Aim: Locate all lines with the word "content" and copy them out.

Extracted data entries

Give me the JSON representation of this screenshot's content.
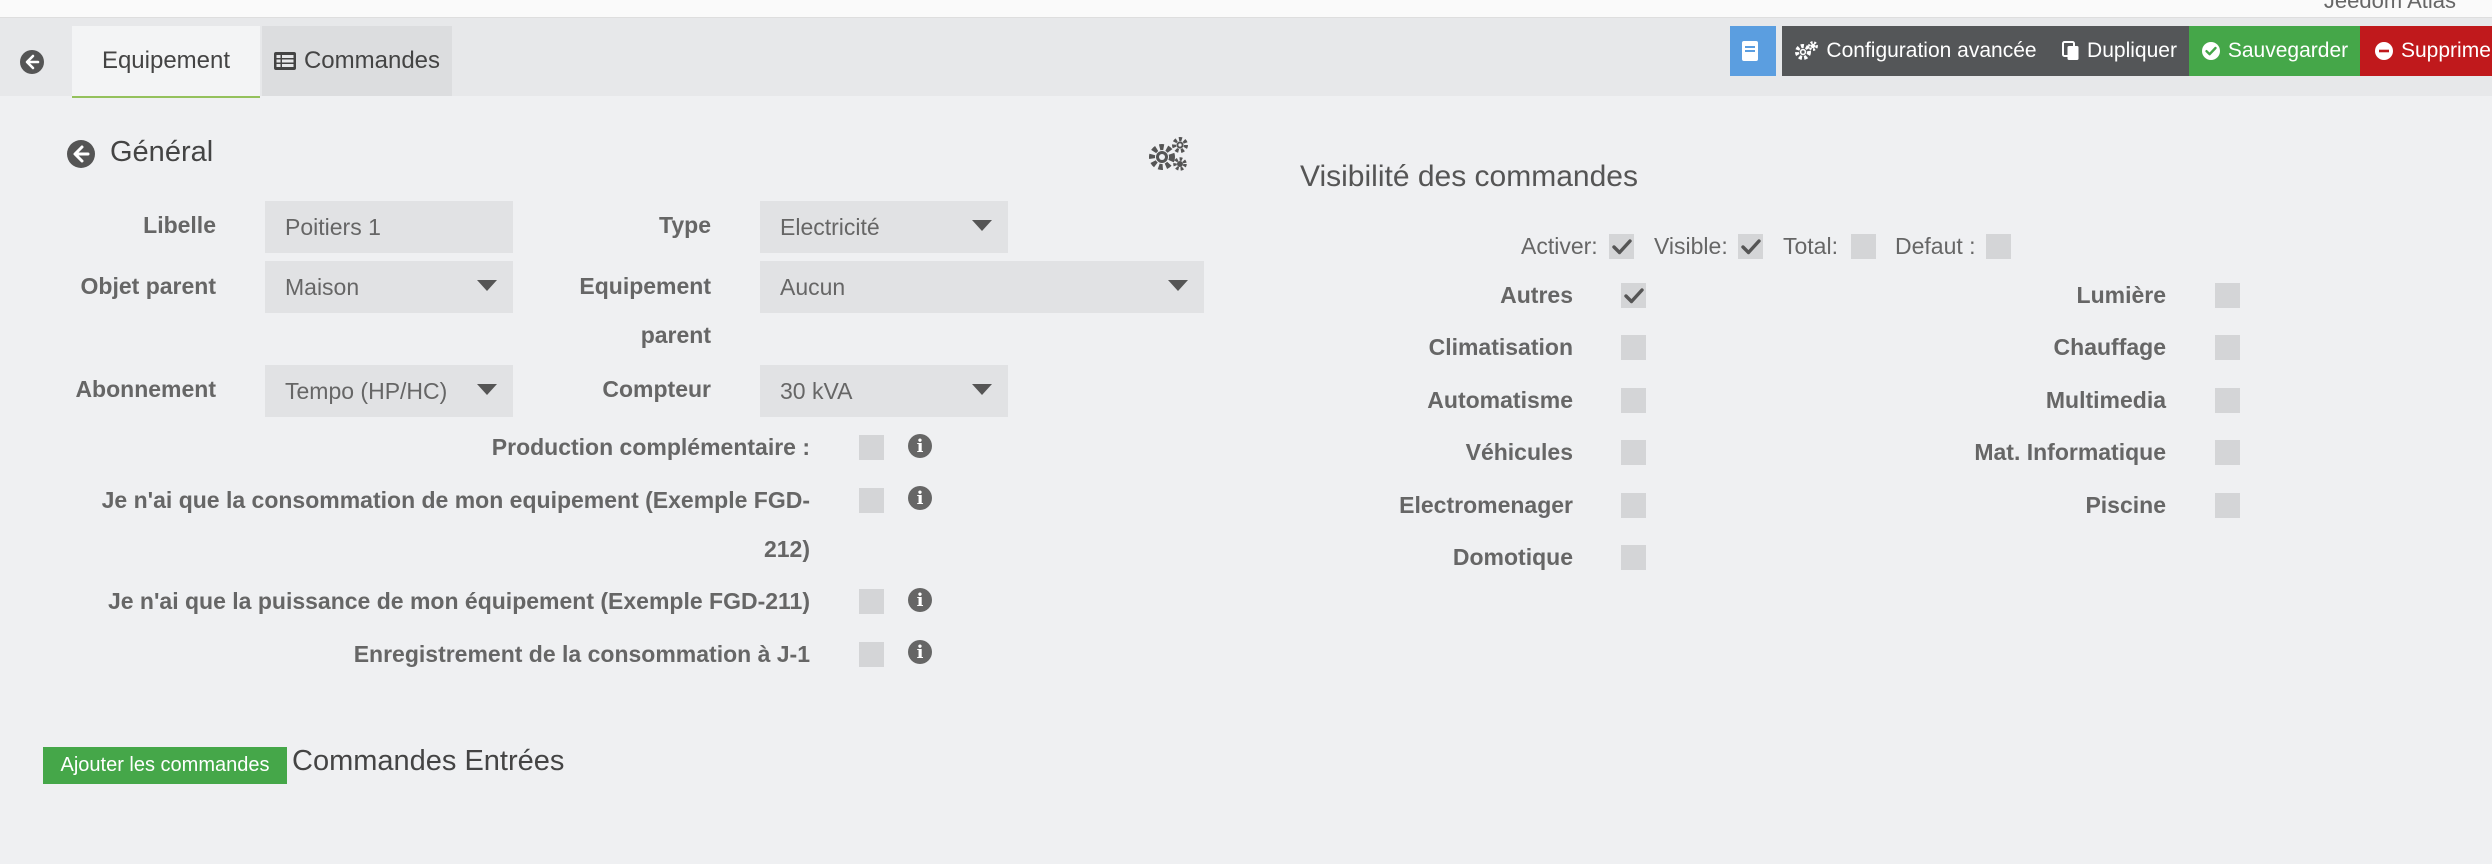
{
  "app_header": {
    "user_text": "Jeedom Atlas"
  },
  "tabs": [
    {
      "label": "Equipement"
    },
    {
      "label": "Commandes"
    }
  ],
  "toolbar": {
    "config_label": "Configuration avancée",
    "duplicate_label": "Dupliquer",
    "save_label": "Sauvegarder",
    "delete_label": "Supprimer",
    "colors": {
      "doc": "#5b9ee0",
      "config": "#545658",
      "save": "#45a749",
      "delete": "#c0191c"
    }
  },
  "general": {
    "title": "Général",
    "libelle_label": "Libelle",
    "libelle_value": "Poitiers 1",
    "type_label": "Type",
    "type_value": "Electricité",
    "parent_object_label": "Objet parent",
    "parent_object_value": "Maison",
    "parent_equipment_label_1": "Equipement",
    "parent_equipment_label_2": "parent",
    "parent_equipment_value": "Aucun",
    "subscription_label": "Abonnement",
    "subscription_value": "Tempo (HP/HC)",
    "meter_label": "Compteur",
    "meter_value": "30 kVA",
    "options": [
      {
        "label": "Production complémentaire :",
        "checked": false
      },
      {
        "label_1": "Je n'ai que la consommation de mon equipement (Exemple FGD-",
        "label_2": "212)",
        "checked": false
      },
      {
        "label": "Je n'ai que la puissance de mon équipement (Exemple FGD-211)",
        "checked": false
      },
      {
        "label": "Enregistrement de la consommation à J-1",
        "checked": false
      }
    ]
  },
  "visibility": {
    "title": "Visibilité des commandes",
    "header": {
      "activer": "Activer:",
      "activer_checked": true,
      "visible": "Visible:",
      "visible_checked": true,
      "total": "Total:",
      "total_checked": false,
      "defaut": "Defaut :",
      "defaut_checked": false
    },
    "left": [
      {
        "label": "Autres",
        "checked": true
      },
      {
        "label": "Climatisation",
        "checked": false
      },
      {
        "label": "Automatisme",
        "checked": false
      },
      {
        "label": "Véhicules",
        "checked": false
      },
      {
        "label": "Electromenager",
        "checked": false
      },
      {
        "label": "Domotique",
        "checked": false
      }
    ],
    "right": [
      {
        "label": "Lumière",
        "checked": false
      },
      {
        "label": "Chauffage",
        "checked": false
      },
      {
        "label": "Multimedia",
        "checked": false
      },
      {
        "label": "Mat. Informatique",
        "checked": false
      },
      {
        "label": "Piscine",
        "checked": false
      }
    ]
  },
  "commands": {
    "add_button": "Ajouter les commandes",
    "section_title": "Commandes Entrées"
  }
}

---

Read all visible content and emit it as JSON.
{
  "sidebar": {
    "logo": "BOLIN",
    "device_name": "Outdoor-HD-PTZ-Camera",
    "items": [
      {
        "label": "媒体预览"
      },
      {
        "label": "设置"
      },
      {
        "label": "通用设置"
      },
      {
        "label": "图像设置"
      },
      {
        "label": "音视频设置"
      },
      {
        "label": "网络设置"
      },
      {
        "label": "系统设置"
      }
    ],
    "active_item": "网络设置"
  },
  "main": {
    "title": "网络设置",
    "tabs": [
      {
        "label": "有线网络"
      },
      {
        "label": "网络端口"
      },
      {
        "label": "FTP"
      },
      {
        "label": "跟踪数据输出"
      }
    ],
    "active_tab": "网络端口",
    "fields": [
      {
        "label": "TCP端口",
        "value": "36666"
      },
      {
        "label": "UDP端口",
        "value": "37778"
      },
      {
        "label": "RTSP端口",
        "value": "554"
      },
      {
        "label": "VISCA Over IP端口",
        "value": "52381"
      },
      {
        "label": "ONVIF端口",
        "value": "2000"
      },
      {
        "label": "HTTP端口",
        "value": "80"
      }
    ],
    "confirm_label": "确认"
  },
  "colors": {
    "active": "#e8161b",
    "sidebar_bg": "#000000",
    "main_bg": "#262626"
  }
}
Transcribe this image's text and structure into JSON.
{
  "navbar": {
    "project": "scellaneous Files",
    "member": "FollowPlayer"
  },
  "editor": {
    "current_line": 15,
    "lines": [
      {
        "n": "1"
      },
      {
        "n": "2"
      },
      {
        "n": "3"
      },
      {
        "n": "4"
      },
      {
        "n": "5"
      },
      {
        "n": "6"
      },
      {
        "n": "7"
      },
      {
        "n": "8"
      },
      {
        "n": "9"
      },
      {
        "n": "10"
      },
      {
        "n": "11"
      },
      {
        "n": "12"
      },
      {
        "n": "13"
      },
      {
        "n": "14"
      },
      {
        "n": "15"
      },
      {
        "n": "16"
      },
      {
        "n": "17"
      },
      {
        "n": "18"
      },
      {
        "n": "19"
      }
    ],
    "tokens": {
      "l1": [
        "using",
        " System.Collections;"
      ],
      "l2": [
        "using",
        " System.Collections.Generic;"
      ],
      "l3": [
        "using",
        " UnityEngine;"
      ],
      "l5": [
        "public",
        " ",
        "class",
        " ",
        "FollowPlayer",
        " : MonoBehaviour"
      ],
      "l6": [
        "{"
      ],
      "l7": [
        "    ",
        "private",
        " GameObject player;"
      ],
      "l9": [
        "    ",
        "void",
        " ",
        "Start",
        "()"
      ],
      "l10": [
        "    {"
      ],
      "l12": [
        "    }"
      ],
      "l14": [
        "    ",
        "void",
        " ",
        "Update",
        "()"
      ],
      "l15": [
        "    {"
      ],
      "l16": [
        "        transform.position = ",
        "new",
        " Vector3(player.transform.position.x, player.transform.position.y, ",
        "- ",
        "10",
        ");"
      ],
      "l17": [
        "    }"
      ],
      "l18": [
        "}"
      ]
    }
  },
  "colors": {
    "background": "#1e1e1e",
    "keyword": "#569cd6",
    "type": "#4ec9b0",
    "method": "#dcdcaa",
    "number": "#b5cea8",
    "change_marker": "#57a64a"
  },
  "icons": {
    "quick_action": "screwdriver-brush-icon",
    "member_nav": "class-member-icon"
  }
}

...

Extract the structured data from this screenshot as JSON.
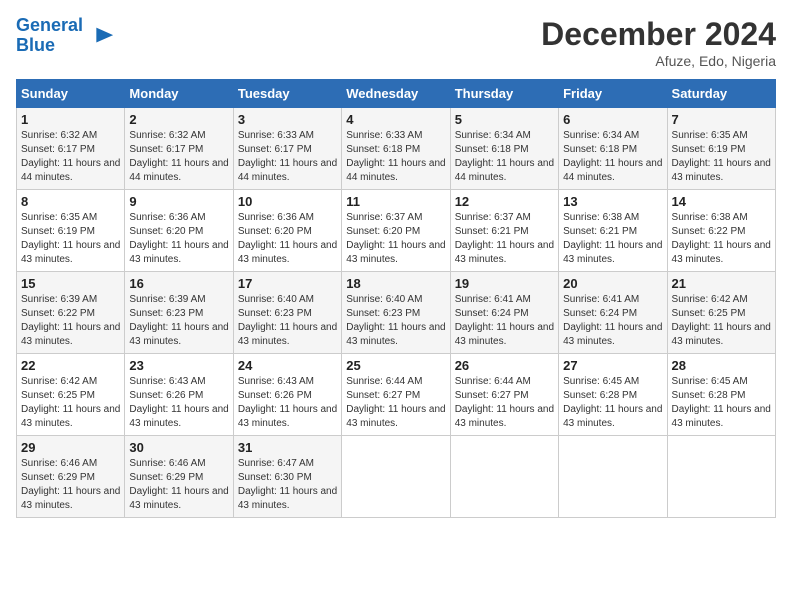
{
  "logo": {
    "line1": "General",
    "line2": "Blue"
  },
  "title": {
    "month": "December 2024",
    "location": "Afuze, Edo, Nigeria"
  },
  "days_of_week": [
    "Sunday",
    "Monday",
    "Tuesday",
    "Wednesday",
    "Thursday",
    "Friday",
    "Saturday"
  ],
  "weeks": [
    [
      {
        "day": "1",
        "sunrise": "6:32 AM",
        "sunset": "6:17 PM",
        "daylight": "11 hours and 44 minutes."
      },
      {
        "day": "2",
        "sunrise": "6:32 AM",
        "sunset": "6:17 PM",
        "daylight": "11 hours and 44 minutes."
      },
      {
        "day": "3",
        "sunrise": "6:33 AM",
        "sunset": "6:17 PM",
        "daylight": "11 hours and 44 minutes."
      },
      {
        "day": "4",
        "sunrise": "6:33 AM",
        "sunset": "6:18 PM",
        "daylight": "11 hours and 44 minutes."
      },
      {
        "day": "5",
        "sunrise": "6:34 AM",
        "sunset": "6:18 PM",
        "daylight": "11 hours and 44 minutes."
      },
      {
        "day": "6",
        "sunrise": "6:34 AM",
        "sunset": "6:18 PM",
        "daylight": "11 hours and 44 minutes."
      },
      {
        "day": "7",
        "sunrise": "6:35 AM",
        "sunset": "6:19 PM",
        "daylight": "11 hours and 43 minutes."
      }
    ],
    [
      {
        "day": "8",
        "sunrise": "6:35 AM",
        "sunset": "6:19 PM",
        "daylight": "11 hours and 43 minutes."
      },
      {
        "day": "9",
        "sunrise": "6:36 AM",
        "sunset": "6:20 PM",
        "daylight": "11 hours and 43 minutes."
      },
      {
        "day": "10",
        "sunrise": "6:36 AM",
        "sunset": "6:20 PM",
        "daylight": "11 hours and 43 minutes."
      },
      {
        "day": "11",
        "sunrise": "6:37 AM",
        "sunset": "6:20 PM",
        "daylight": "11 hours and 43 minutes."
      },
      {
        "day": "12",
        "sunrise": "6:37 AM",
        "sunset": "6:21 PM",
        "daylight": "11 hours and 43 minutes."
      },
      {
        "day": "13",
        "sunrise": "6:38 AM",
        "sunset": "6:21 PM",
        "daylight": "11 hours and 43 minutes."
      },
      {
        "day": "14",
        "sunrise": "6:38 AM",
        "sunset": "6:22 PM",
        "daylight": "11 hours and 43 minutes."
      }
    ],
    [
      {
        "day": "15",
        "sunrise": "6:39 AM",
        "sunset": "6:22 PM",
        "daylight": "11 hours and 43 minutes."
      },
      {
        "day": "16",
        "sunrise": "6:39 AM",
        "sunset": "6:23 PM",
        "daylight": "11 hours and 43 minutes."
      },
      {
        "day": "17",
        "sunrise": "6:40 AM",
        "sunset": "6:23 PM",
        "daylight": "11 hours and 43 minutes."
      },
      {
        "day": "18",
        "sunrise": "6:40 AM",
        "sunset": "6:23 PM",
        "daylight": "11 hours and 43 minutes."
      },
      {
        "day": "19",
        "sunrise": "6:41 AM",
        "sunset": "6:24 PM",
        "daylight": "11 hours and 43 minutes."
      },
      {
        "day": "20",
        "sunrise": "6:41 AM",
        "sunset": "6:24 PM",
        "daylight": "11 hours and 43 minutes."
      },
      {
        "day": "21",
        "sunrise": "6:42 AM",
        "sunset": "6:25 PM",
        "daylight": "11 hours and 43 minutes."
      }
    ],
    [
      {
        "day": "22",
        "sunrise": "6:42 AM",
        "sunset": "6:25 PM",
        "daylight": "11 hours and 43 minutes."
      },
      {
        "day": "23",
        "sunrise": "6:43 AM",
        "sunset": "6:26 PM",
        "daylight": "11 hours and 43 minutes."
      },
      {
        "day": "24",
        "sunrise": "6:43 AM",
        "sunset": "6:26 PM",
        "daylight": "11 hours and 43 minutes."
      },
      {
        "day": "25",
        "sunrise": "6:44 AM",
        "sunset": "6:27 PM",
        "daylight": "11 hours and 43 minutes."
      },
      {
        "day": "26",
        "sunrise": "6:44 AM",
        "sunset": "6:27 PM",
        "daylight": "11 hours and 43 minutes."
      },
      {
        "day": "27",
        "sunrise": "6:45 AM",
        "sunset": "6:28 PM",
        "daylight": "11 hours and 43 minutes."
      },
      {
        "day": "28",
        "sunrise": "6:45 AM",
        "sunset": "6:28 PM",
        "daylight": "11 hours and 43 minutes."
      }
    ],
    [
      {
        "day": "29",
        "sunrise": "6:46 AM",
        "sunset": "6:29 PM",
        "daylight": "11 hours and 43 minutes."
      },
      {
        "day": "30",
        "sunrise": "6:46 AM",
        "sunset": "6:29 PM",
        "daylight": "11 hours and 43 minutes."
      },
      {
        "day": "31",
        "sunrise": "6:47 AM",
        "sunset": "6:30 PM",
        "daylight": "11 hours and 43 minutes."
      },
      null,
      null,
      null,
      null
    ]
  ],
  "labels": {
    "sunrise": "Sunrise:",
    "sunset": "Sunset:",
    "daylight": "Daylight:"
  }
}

Written response:
Give me the JSON representation of this screenshot's content.
Read all visible content and emit it as JSON.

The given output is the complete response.